** start Extract **

Most Summer Programs Give Students a Certificate. Here's What Actually Builds Confidence.
Ask most parents what they want from a summer program and you'll hear some version of the same answer: they want their teen to come out more confident.
What they usually get is a certificate.
That's not cynicism — it's a real gap in how most enrichment programs are designed. Confidence isn't something that gets handed to a student at the end of six weeks. According to decades of research on how humans actually develop self-belief, it comes from one thing more than anything else: completing something real, in front of a real audience, with genuine feedback along the way.
Most summer programs don't offer that. SciComm Summer Camp does.
“Confidence comes from mastery experiences — completing a challenging task successfully. It is the most powerful source of self-belief we know of, and it cannot be faked with praise alone.”
Why Praise Alone Doesn't Work
There's a well-documented gap between feeling encouraged and actually becoming confident. Psychologist Albert Bandura spent decades studying how humans develop belief in their own abilities. He called this self-efficacy, and his findings have been replicated across hundreds of studies.
He concluded that the strongest source of genuine confidence is mastery experience. A real experience of completing something difficult and succeeding at it.
Verbal encouragement like "great job," "you're so smart," "you're a natural communicator" — ranks third out of four sources of self-efficacy, behind mastery and watching similar peers succeed. It helps at the margins, but it doesn't build lasting confidence on its own.
This means a summer program that tells students they did great without giving them the opportunity to actually do something great isn't building confidence. It's simulating it.
What the Research Says About Real-Audience Presentations
Researchers put two groups of students through programs of the same length. One group worked on service-learning projects — they developed real work and presented it to actual community organizations, not just their classmates and a teacher. The other group completed traditional research projects presented only inside the classroom.
Same age. Same subject. One real audience, one not.
The real-audience group came out measurably more confident and significantly less anxious than the control group. Not because they practiced more. Because who they were practicing for was real.
One more finding worth knowing: confidence gains in teens weren't correlated with how much they knew. They were correlated with whether they finished something and showed it to someone outside the room.
A 2025 study in Higher Education Studies found that iterative programs — ones where students practiced, got feedback, revised, and practiced again — produced meaningful confidence gains across all participants. The key mechanism wasn't the number of hours. It was the cycle: attempt, feedback, improvement, attempt again.
The pattern across all of this research is the same: confidence follows iteration then completion of a real task in front of a real audience.
The Four Things That Actually Build It
Bandura identified four sources of self-efficacy — and understanding them helps explain why some programs build lasting confidence while others don't.

** end Extract **

> Exercises to complete:
(a) Rewrite the article on teen confidence from "That's not cynicism" to "along the way.", switching "enrichment programs" to "extracurricular programs".
(b) Pick up the article on teen confidence where it stops and continue it.

** start Given records **

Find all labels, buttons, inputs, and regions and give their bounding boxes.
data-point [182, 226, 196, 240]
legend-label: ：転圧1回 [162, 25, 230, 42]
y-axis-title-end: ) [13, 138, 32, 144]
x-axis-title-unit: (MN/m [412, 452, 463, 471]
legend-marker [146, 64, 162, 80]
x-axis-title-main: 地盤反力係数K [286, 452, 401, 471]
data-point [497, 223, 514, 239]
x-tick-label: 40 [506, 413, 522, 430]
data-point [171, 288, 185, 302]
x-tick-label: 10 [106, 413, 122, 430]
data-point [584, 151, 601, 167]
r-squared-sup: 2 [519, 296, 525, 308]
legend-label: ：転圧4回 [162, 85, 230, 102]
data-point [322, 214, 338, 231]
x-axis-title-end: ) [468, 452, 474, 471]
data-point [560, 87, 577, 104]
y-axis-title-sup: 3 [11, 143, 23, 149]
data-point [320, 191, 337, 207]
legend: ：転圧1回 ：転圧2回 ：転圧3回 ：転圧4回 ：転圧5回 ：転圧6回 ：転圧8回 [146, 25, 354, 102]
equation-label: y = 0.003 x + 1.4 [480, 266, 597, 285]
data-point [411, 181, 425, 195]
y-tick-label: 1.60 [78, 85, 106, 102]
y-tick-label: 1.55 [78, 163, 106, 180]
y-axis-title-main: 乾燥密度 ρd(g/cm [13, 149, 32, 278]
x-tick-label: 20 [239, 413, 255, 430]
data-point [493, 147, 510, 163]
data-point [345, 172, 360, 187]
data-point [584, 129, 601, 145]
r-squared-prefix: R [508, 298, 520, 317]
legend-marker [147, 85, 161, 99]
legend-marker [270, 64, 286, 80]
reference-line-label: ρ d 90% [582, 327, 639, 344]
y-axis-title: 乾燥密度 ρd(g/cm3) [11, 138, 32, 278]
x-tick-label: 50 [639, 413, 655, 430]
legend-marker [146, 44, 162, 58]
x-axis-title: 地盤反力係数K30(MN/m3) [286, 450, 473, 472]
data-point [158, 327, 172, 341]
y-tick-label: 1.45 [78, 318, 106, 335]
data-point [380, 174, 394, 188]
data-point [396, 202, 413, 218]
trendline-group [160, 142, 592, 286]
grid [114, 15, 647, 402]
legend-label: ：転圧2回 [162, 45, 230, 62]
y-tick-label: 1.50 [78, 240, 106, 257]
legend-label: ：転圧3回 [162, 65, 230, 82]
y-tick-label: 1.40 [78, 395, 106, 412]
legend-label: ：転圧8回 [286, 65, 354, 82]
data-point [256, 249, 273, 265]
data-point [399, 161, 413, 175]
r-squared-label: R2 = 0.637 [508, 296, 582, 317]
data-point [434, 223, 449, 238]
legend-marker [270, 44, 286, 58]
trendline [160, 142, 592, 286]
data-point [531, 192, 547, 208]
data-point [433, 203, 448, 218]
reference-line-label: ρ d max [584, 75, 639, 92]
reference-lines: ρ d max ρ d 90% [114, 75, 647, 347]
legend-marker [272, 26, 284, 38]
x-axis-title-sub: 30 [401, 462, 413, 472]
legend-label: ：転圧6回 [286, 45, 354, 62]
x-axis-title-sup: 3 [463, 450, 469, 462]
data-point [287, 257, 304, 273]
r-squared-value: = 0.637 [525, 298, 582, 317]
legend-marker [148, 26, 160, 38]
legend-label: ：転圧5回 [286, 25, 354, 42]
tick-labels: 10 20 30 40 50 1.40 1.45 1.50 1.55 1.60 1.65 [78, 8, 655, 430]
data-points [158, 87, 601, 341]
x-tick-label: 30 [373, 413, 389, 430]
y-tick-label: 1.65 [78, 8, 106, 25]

** end Given records **

> Outputs in order:
(a)
That's not cynicism — it's a real gap in how most extracurricular programs are designed. Confidence isn't something that gets handed to a student at the end of six weeks. According to decades of research on how humans actually develop self-belief, it comes from one thing more than anything else: completing something real, in front of a real audience, with genuine feedback along the way.

(b)
Mastery experiences are the most powerful. A teen who researches, scripts, records, and presents a finished piece of science content has completed a mastery experience. A teen who watches videos and gets a certificate has not.
Vicarious experiences, where you watch peers succeed, rank second. Small group programs where students see other teens like them complete challenging work builds confidence in the observers alongside the participants. This is why group size matters. A class of thirty doesn't produce the same effect as a small group.
Verbal persuasion from credible sources ranks third. Feedback from an expert — someone with genuine knowledge in the field — carries more weight than encouragement from parents. The source matters as much as the message.
Physiological states rank fourth. Programs that reduce anxiety through structure, clear expectations, and psychological safety help students show up in a state where confidence can grow. Being thrown in front of an audience without preparation doesn't build confidence. It reinforces fear.
A program designed around all four of these produces something different from a program designed around one or two.
What This Looks Like in Practice
A teenager who researches a science topic, writes a script, records their voice, edits their work, gets feedback from peers and an expert, and then presents a finished piece to a live audience has moved through all four sources of confidence-building in sequence.
They finished something real. That's the mastery experience.
They watched peers like them do the same thing. That's the vicarious experience.
They got feedback from someone who actually knows the field. That's the verbal persuasion that carries weight.
They did it in a structured environment that made the process feel manageable, not terrifying. That's the physiological piece — anxiety low enough that learning could actually happen.
This is what the research says needs to occur for confidence to stick.
“Youth who completed real-audience presentations reported significant increases in confidence, communication, and goal-setting skills. Confidence gains were not correlated with how much they knew — they were correlated with the act of finishing and presenting.”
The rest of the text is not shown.